• **STATED EXERCISE**:
Return each line of the records with nothing changed, pictures excepted.

• **EXTRACTED ENTRIES**:

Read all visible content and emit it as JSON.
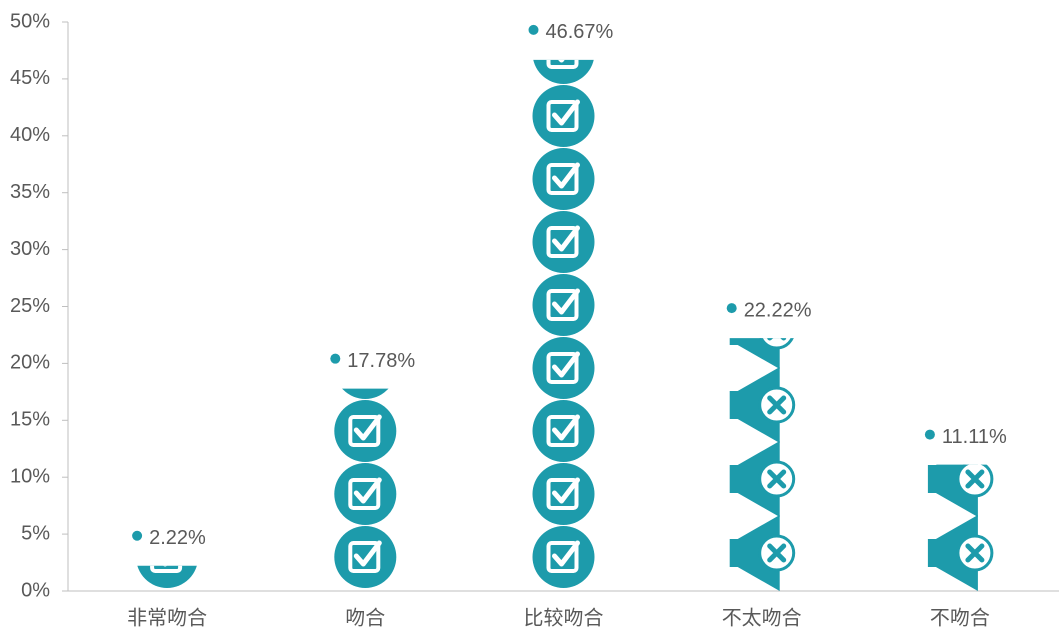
{
  "chart_data": {
    "type": "pictogram",
    "categories": [
      "非常吻合",
      "吻合",
      "比较吻合",
      "不太吻合",
      "不吻合"
    ],
    "values": [
      2.22,
      17.78,
      46.67,
      22.22,
      11.11
    ],
    "value_labels": [
      "2.22%",
      "17.78%",
      "46.67%",
      "22.22%",
      "11.11%"
    ],
    "icons": [
      "check",
      "check",
      "check",
      "cross",
      "cross"
    ],
    "color": "#1d9bab",
    "ylim": [
      0,
      50
    ],
    "yticks": [
      {
        "value": 0,
        "label": "0%"
      },
      {
        "value": 5,
        "label": "5%"
      },
      {
        "value": 10,
        "label": "10%"
      },
      {
        "value": 15,
        "label": "15%"
      },
      {
        "value": 20,
        "label": "20%"
      },
      {
        "value": 25,
        "label": "25%"
      },
      {
        "value": 30,
        "label": "30%"
      },
      {
        "value": 35,
        "label": "35%"
      },
      {
        "value": 40,
        "label": "40%"
      },
      {
        "value": 45,
        "label": "45%"
      },
      {
        "value": 50,
        "label": "50%"
      }
    ]
  }
}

• **WRITTEN RESPONSE**:
Read all visible content and emit it as JSON.
{
  "chart_data": {
    "type": "pictogram",
    "categories": [
      "非常吻合",
      "吻合",
      "比较吻合",
      "不太吻合",
      "不吻合"
    ],
    "values": [
      2.22,
      17.78,
      46.67,
      22.22,
      11.11
    ],
    "value_labels": [
      "2.22%",
      "17.78%",
      "46.67%",
      "22.22%",
      "11.11%"
    ],
    "icons": [
      "check",
      "check",
      "check",
      "cross",
      "cross"
    ],
    "color": "#1d9bab",
    "ylim": [
      0,
      50
    ],
    "yticks": [
      {
        "value": 0,
        "label": "0%"
      },
      {
        "value": 5,
        "label": "5%"
      },
      {
        "value": 10,
        "label": "10%"
      },
      {
        "value": 15,
        "label": "15%"
      },
      {
        "value": 20,
        "label": "20%"
      },
      {
        "value": 25,
        "label": "25%"
      },
      {
        "value": 30,
        "label": "30%"
      },
      {
        "value": 35,
        "label": "35%"
      },
      {
        "value": 40,
        "label": "40%"
      },
      {
        "value": 45,
        "label": "45%"
      },
      {
        "value": 50,
        "label": "50%"
      }
    ]
  }
}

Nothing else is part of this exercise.